[START OF Material shown]

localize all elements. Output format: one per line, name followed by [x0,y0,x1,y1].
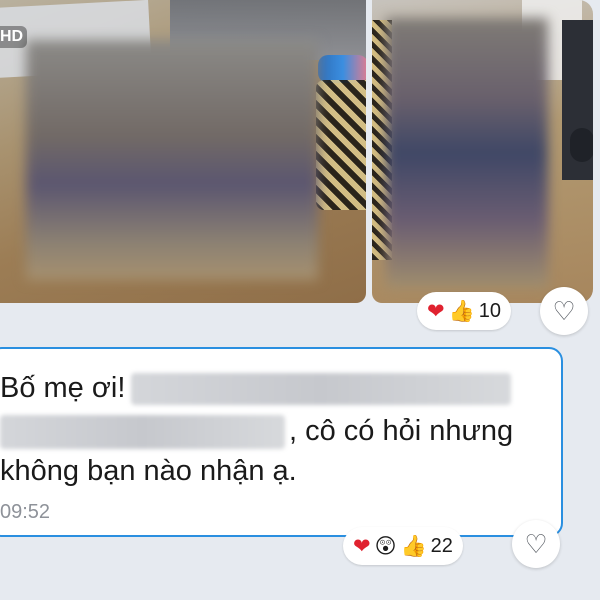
heart-icon: ❤ [427,299,445,323]
message-text: Bố mẹ ơi! [0,372,126,404]
like-button[interactable]: ♡ [540,287,588,335]
blurred-region [26,40,318,280]
redacted-text [131,373,512,406]
like-button[interactable]: ♡ [512,520,560,568]
reaction-count: 22 [430,534,453,557]
heart-outline-icon: ♡ [552,295,576,326]
reaction-summary-message[interactable]: ❤ 😲 👍 22 [343,527,463,565]
surprised-face-icon: 😲 [374,534,397,558]
photo-left[interactable] [0,0,366,303]
message-line: , cô có hỏi nhưng [0,415,514,450]
photo-tape [318,55,366,83]
message-timestamp: 09:52 [0,501,51,523]
photo-basket [316,80,366,210]
blurred-region [386,18,548,288]
message-line: không bạn nào nhận ạ. [0,455,297,488]
photo-mouse [570,128,593,162]
message-text: , cô có hỏi nhưng [289,415,514,447]
thumbs-up-icon: 👍 [400,534,427,558]
photo-right[interactable] [372,0,593,303]
reaction-summary-photos[interactable]: ❤ 👍 10 [417,292,512,330]
heart-icon: ❤ [353,534,371,558]
heart-outline-icon: ♡ [524,528,548,559]
reaction-count: 10 [478,299,502,322]
hd-badge: HD [0,26,28,48]
message-text: không bạn nào nhận ạ. [0,455,297,487]
redacted-text [0,415,285,450]
thumbs-up-icon: 👍 [448,299,475,323]
message-line: Bố mẹ ơi! [0,372,512,406]
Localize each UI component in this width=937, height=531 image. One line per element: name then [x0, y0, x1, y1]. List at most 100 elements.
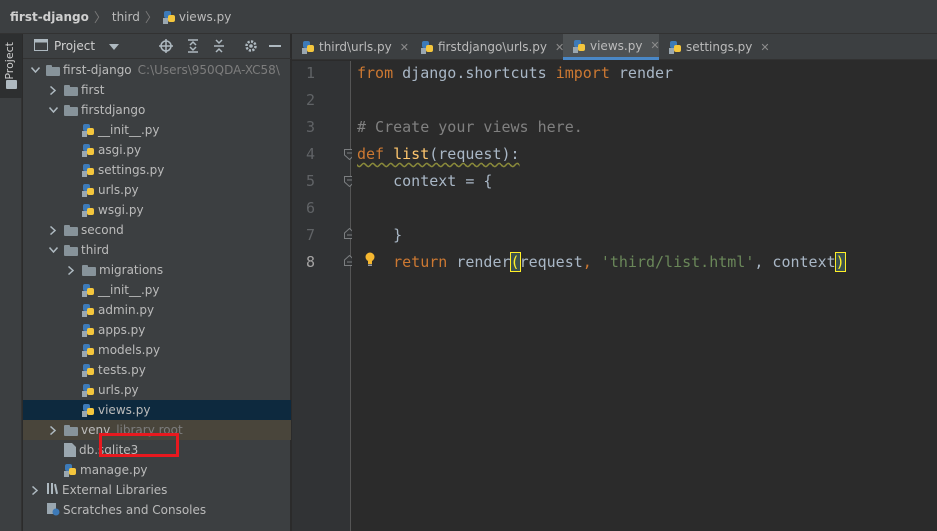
- code-line-7: }: [357, 226, 402, 244]
- expand-all-icon[interactable]: [185, 38, 201, 54]
- breadcrumb-file[interactable]: views.py: [162, 9, 232, 24]
- tree-item-manage[interactable]: manage.py: [23, 460, 291, 480]
- tree-item-init-py[interactable]: __init__.py: [23, 120, 291, 140]
- close-icon[interactable]: ✕: [400, 41, 409, 54]
- tree-item-label: urls.py: [98, 383, 139, 397]
- tab-settings[interactable]: settings.py ✕: [659, 34, 770, 60]
- folder-icon: [82, 264, 96, 276]
- project-tool-label: Project: [3, 42, 16, 80]
- tree-item-urls-py[interactable]: urls.py: [23, 380, 291, 400]
- tree-item-third[interactable]: third: [23, 240, 291, 260]
- tree-item-db-sqlite3[interactable]: db.sqlite3: [23, 440, 291, 460]
- chevron-down-icon[interactable]: [109, 39, 120, 53]
- tree-item-external-libraries[interactable]: External Libraries: [23, 480, 291, 500]
- tree-item-apps-py[interactable]: apps.py: [23, 320, 291, 340]
- breadcrumb-file-label: views.py: [178, 9, 232, 24]
- collapse-all-icon[interactable]: [211, 38, 227, 54]
- navigation-breadcrumb: first-django 〉 third 〉 views.py: [0, 0, 937, 34]
- code-text: , context: [754, 253, 836, 271]
- tree-item-label: venv: [81, 423, 111, 437]
- project-tool-tab[interactable]: Project: [0, 34, 22, 98]
- python-file-icon: [82, 323, 95, 337]
- project-view-icon: [34, 38, 48, 54]
- tree-item-second[interactable]: second: [23, 220, 291, 240]
- tab-label: settings.py: [686, 40, 753, 54]
- chevron-right-icon[interactable]: [65, 264, 77, 276]
- tree-item-tests-py[interactable]: tests.py: [23, 360, 291, 380]
- line-number: 6: [305, 199, 315, 217]
- tree-item-venv[interactable]: venv library root: [23, 420, 291, 440]
- tree-item-label: settings.py: [98, 163, 165, 177]
- tree-item-label: tests.py: [98, 363, 146, 377]
- project-panel: Project first-django C:\Users\950QDA-XC58…: [23, 34, 291, 531]
- code-text: render: [609, 64, 674, 82]
- tree-item-meta: C:\Users\950QDA-XC58\: [137, 63, 280, 77]
- python-file-icon: [82, 203, 95, 217]
- tree-item-firstdjango[interactable]: firstdjango: [23, 100, 291, 120]
- python-file-icon: [64, 463, 77, 477]
- tree-item-views-py[interactable]: views.py: [23, 400, 291, 420]
- tree-item-label: firstdjango: [81, 103, 146, 117]
- chevron-down-icon[interactable]: [29, 64, 41, 76]
- scratches-icon: [46, 502, 60, 519]
- tree-item-init-py[interactable]: __init__.py: [23, 280, 291, 300]
- tree-item-settings-py[interactable]: settings.py: [23, 160, 291, 180]
- tree-item-scratches[interactable]: Scratches and Consoles: [23, 500, 291, 520]
- chevron-right-icon[interactable]: [29, 484, 41, 496]
- project-view-selector[interactable]: Project: [54, 39, 95, 53]
- line-number: 7: [305, 226, 315, 244]
- folder-icon: [46, 64, 60, 76]
- code-punct: ,: [582, 253, 601, 271]
- tree-item-label: manage.py: [80, 463, 148, 477]
- line-number: 1: [305, 64, 315, 82]
- tab-firstdjango-urls[interactable]: firstdjango\urls.py ✕: [411, 34, 564, 60]
- tree-item-migrations[interactable]: migrations: [23, 260, 291, 280]
- tree-item-models-py[interactable]: models.py: [23, 340, 291, 360]
- code-text: request: [519, 253, 583, 271]
- tab-third-urls[interactable]: third\urls.py ✕: [292, 34, 409, 60]
- breadcrumb-project[interactable]: first-django: [10, 10, 89, 24]
- keyword: import: [555, 64, 610, 82]
- tree-item-admin-py[interactable]: admin.py: [23, 300, 291, 320]
- tree-item-first[interactable]: first: [23, 80, 291, 100]
- chevron-right-icon[interactable]: [47, 84, 59, 96]
- chevron-right-icon[interactable]: [47, 424, 59, 436]
- gear-icon[interactable]: [243, 38, 259, 54]
- code-editor[interactable]: from django.shortcuts import render # Cr…: [352, 61, 937, 531]
- tree-item-asgi-py[interactable]: asgi.py: [23, 140, 291, 160]
- chevron-down-icon[interactable]: [47, 104, 59, 116]
- close-icon[interactable]: ✕: [760, 41, 769, 54]
- code-text: django.shortcuts: [393, 64, 556, 82]
- tree-item-label: admin.py: [98, 303, 155, 317]
- tree-item-urls-py[interactable]: urls.py: [23, 180, 291, 200]
- tree-item-label: second: [81, 223, 124, 237]
- tree-item-wsgi-py[interactable]: wsgi.py: [23, 200, 291, 220]
- editor-tab-bar: third\urls.py ✕ firstdjango\urls.py ✕ vi…: [292, 34, 937, 60]
- python-file-icon: [82, 123, 95, 137]
- tree-item-label: models.py: [98, 343, 161, 357]
- tree-item-label: views.py: [98, 403, 151, 417]
- folder-icon: [64, 224, 78, 236]
- keyword: from: [357, 64, 394, 82]
- locate-file-icon[interactable]: [158, 38, 174, 54]
- tree-item-first-django[interactable]: first-django C:\Users\950QDA-XC58\: [23, 60, 291, 80]
- breadcrumb-folder[interactable]: third: [112, 10, 140, 24]
- line-number: 5: [305, 172, 315, 190]
- tab-views[interactable]: views.py ✕: [563, 34, 660, 60]
- python-file-icon: [82, 183, 95, 197]
- tree-item-label: apps.py: [98, 323, 146, 337]
- comment: # Create your views here.: [357, 118, 583, 136]
- chevron-down-icon[interactable]: [47, 244, 59, 256]
- chevron-right-icon[interactable]: [47, 224, 59, 236]
- code-line-8: return render(request, 'third/list.html'…: [357, 252, 846, 272]
- lightbulb-icon[interactable]: [365, 252, 375, 266]
- hide-panel-icon[interactable]: [267, 38, 283, 54]
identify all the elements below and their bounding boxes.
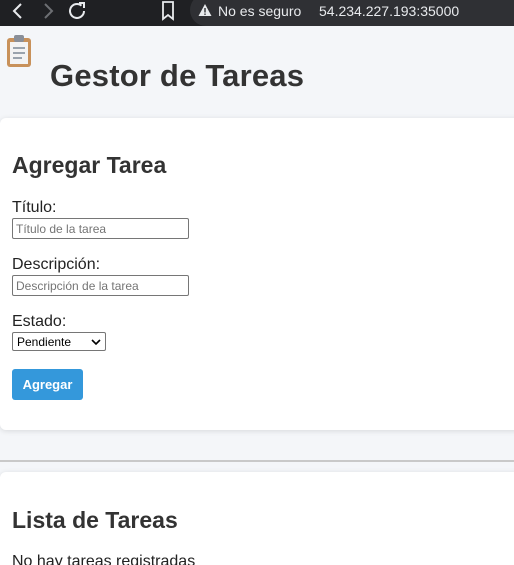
task-list-heading: Lista de Tareas	[12, 507, 178, 533]
url-text[interactable]: 54.234.227.193:35000	[319, 3, 459, 19]
security-status[interactable]: No es seguro	[218, 3, 301, 19]
empty-state-message: No hay tareas registradas	[12, 553, 196, 565]
title-input[interactable]	[12, 218, 189, 239]
state-select-value: Pendiente	[17, 335, 72, 349]
add-task-button[interactable]: Agregar	[12, 369, 83, 400]
add-task-heading: Agregar Tarea	[12, 152, 167, 178]
reload-icon[interactable]	[66, 0, 90, 24]
forward-icon[interactable]	[36, 0, 60, 24]
page-title: Gestor de Tareas	[50, 58, 305, 93]
description-label: Descripción:	[12, 256, 101, 273]
bookmark-icon[interactable]	[156, 0, 180, 24]
warning-icon[interactable]	[198, 3, 212, 17]
state-label: Estado:	[12, 313, 67, 330]
section-divider	[0, 460, 514, 462]
chevron-down-icon	[91, 339, 101, 346]
back-icon[interactable]	[6, 0, 30, 24]
clipboard-icon	[4, 34, 34, 68]
description-input[interactable]	[12, 275, 189, 296]
title-label: Título:	[12, 199, 57, 216]
state-select[interactable]: Pendiente	[12, 332, 106, 351]
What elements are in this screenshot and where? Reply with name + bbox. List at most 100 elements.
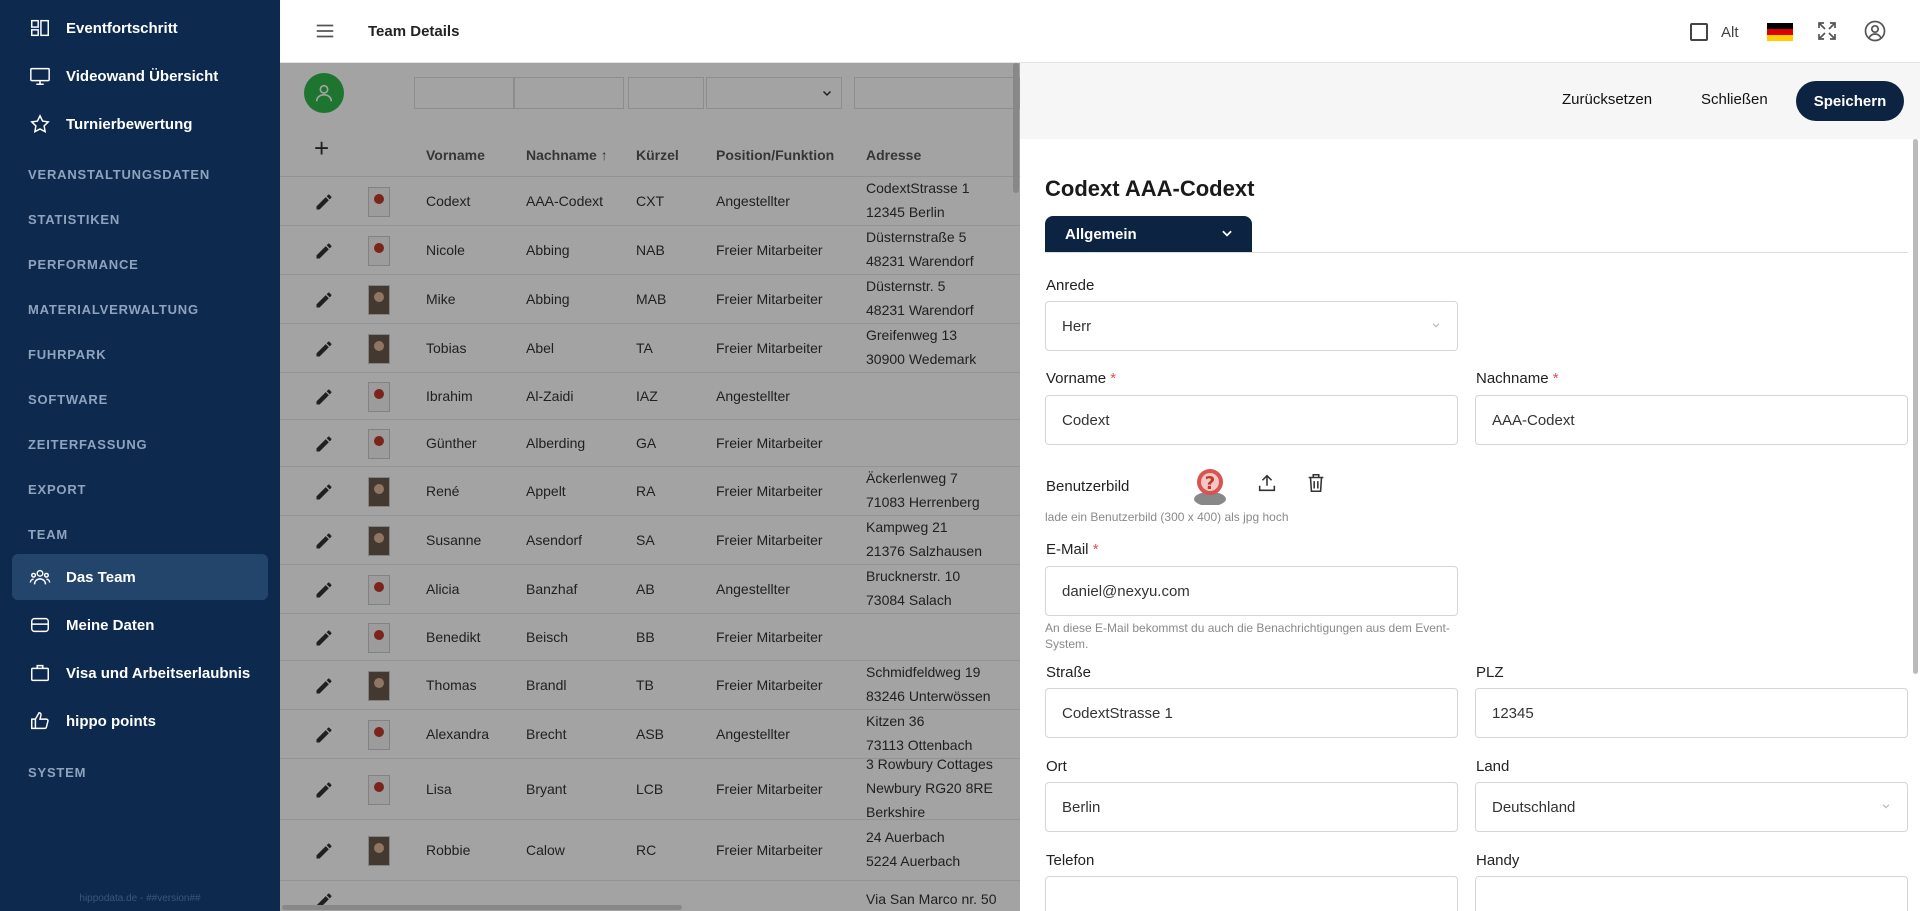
sidebar-item-eventfortschritt[interactable]: Eventfortschritt (0, 5, 280, 51)
filter-position-select[interactable] (706, 77, 842, 109)
alt-checkbox[interactable] (1690, 23, 1708, 41)
sidebar-section-statistiken[interactable]: STATISTIKEN (28, 212, 120, 227)
cell-adresse: 73113 Ottenbach (866, 737, 973, 753)
add-member-button[interactable]: + (314, 135, 329, 161)
table-row[interactable]: Ibrahim Al-Zaidi IAZ Angestellter (280, 373, 1020, 420)
person-title: Codext AAA-Codext (1045, 176, 1255, 201)
sidebar-section-veranstaltungsdaten[interactable]: VERANSTALTUNGSDATEN (28, 167, 210, 182)
sidebar-item-visa[interactable]: Visa und Arbeitserlaubnis (0, 650, 280, 696)
table-row[interactable]: Alicia Banzhaf AB Angestellter Brucknerstr. … (280, 565, 1020, 614)
filter-nachname-input[interactable] (514, 77, 624, 109)
handy-input[interactable] (1475, 876, 1908, 911)
sidebar-item-videowand[interactable]: Videowand Übersicht (0, 53, 280, 99)
sidebar-item-das-team[interactable]: Das Team (12, 554, 268, 600)
table-horizontal-scrollbar[interactable] (282, 905, 682, 910)
table-row[interactable]: Tobias Abel TA Freier Mitarbeiter Greifenweg… (280, 324, 1020, 373)
table-vertical-scrollbar[interactable] (1013, 63, 1019, 193)
anrede-select[interactable]: Herr (1045, 301, 1458, 351)
edit-pencil-icon[interactable] (314, 387, 334, 407)
tab-allgemein-dropdown[interactable]: Allgemein (1045, 216, 1252, 253)
edit-pencil-icon[interactable] (314, 290, 334, 310)
telefon-input[interactable] (1045, 876, 1458, 911)
sidebar-section-zeiterfassung[interactable]: ZEITERFASSUNG (28, 437, 147, 452)
edit-pencil-icon[interactable] (314, 241, 334, 261)
cell-kuerzel: NAB (636, 242, 665, 258)
table-row[interactable]: Susanne Asendorf SA Freier Mitarbeiter Kampw… (280, 516, 1020, 565)
cell-nachname: Alberding (526, 435, 586, 451)
cell-kuerzel: RC (636, 842, 657, 858)
column-header-nachname[interactable]: Nachname ↑ (526, 147, 608, 163)
cell-position: Freier Mitarbeiter (716, 781, 823, 797)
required-mark: * (1110, 370, 1117, 387)
edit-pencil-icon[interactable] (314, 339, 334, 359)
sidebar-section-export[interactable]: EXPORT (28, 482, 86, 497)
edit-pencil-icon[interactable] (314, 434, 334, 454)
edit-pencil-icon[interactable] (314, 725, 334, 745)
sidebar-item-label: Meine Daten (66, 616, 155, 634)
sidebar-item-turnierbewertung[interactable]: Turnierbewertung (0, 101, 280, 147)
label-text: E-Mail (1046, 541, 1089, 558)
fullscreen-icon[interactable] (1815, 19, 1839, 43)
edit-pencil-icon[interactable] (314, 780, 334, 800)
edit-pencil-icon[interactable] (314, 580, 334, 600)
table-row[interactable]: Thomas Brandl TB Freier Mitarbeiter Schmidfe… (280, 661, 1020, 710)
telefon-label: Telefon (1046, 852, 1095, 869)
sidebar-section-software[interactable]: SOFTWARE (28, 392, 108, 407)
table-row[interactable]: Benedikt Beisch BB Freier Mitarbeiter (280, 614, 1020, 661)
table-row[interactable]: Alexandra Brecht ASB Angestellter Kitzen 36 7… (280, 710, 1020, 759)
table-row[interactable]: René Appelt RA Freier Mitarbeiter Äckerlenwe… (280, 467, 1020, 516)
filter-adresse-input[interactable] (854, 77, 1020, 109)
hamburger-menu-icon[interactable] (314, 20, 336, 42)
sidebar-section-performance[interactable]: PERFORMANCE (28, 257, 139, 272)
vorname-input[interactable]: Codext (1045, 395, 1458, 445)
cell-position: Angestellter (716, 193, 790, 209)
land-select[interactable]: Deutschland (1475, 782, 1908, 832)
panel-scrollbar[interactable] (1913, 139, 1918, 674)
ort-label: Ort (1046, 758, 1067, 775)
sidebar-section-system[interactable]: SYSTEM (28, 765, 86, 780)
table-row[interactable]: Codext AAA-Codext CXT Angestellter CodextStr… (280, 177, 1020, 226)
table-row[interactable]: Robbie Calow RC Freier Mitarbeiter 24 Auerba… (280, 820, 1020, 881)
cell-position: Freier Mitarbeiter (716, 483, 823, 499)
close-button[interactable]: Schließen (1701, 91, 1768, 108)
edit-pencil-icon[interactable] (314, 841, 334, 861)
required-mark: * (1092, 541, 1099, 558)
sidebar-section-materialverwaltung[interactable]: MATERIALVERWALTUNG (28, 302, 199, 317)
column-header-position[interactable]: Position/Funktion (716, 147, 834, 163)
reset-button[interactable]: Zurücksetzen (1562, 91, 1652, 108)
save-button[interactable]: Speichern (1796, 81, 1904, 121)
chevron-down-icon (1432, 323, 1440, 328)
edit-pencil-icon[interactable] (314, 482, 334, 502)
ort-input[interactable]: Berlin (1045, 782, 1458, 832)
edit-pencil-icon[interactable] (314, 192, 334, 212)
table-row[interactable]: Lisa Bryant LCB Freier Mitarbeiter 3 Rowbury… (280, 756, 1020, 820)
trash-icon[interactable] (1305, 472, 1327, 494)
edit-pencil-icon[interactable] (314, 676, 334, 696)
sidebar-item-meine-daten[interactable]: Meine Daten (0, 602, 280, 648)
table-row[interactable]: Mike Abbing MAB Freier Mitarbeiter Düsternst… (280, 275, 1020, 324)
sidebar-item-hippo-points[interactable]: hippo points (0, 698, 280, 744)
column-header-vorname[interactable]: Vorname (426, 147, 485, 163)
strasse-input[interactable]: CodextStrasse 1 (1045, 688, 1458, 738)
edit-pencil-icon[interactable] (314, 531, 334, 551)
database-icon (28, 613, 52, 637)
column-header-adresse[interactable]: Adresse (866, 147, 921, 163)
cell-vorname: Thomas (426, 677, 477, 693)
sidebar-section-team[interactable]: TEAM (28, 527, 68, 542)
sidebar-section-fuhrpark[interactable]: FUHRPARK (28, 347, 106, 362)
user-avatar-icon[interactable] (304, 73, 344, 113)
upload-icon[interactable] (1256, 472, 1278, 494)
user-account-icon[interactable] (1863, 19, 1887, 43)
german-flag-icon[interactable] (1767, 23, 1793, 41)
team-icon (28, 565, 52, 589)
filter-kuerzel-input[interactable] (628, 77, 704, 109)
email-input[interactable]: daniel@nexyu.com (1045, 566, 1458, 616)
column-header-kuerzel[interactable]: Kürzel (636, 147, 679, 163)
table-row[interactable]: Günther Alberding GA Freier Mitarbeiter (280, 420, 1020, 467)
filter-vorname-input[interactable] (414, 77, 514, 109)
nachname-input[interactable]: AAA-Codext (1475, 395, 1908, 445)
plz-input[interactable]: 12345 (1475, 688, 1908, 738)
sidebar-item-label: Eventfortschritt (66, 19, 178, 37)
edit-pencil-icon[interactable] (314, 628, 334, 648)
table-row[interactable]: Nicole Abbing NAB Freier Mitarbeiter Düstern… (280, 226, 1020, 275)
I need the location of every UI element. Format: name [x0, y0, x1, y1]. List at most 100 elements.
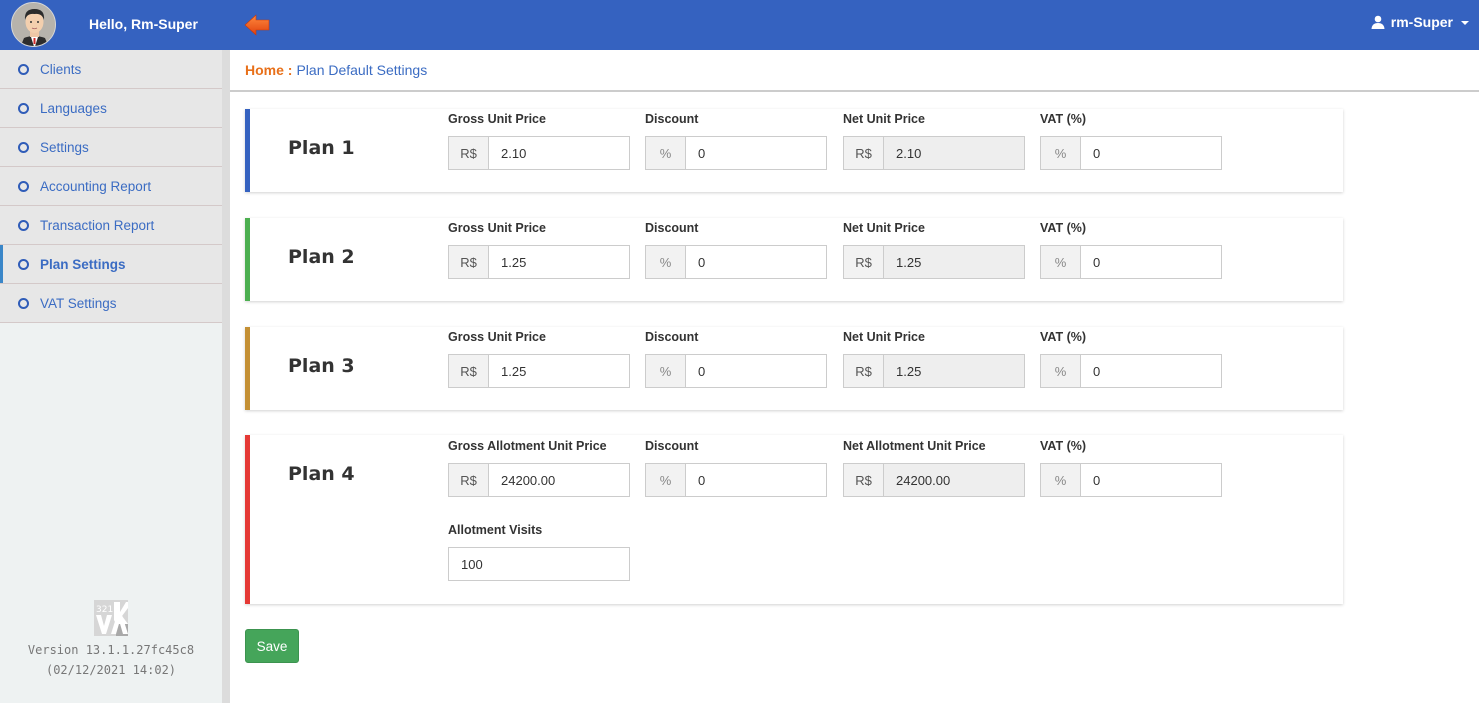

[END OF Material shown]

▶ **The task**:
Write out again, unchanged, the lines of the items that begin with the line containing "heart-icon: ❤ [427,299,445,323]" and continue through the line containing "photo-left[interactable] [0,0,366,303]", including both of those lines.

▶ **Answer to this exercise**:
heart-icon: ❤ [427,299,445,323]
message-text: Bố mẹ ơi! [0,372,126,404]
like-button[interactable]: ♡ [540,287,588,335]
blurred-region [26,40,318,280]
redacted-text [131,373,512,406]
like-button[interactable]: ♡ [512,520,560,568]
reaction-count: 22 [430,534,453,557]
heart-outline-icon: ♡ [552,295,576,326]
reaction-summary-message[interactable]: ❤ 😲 👍 22 [343,527,463,565]
surprised-face-icon: 😲 [374,534,397,558]
photo-left[interactable] [0,0,366,303]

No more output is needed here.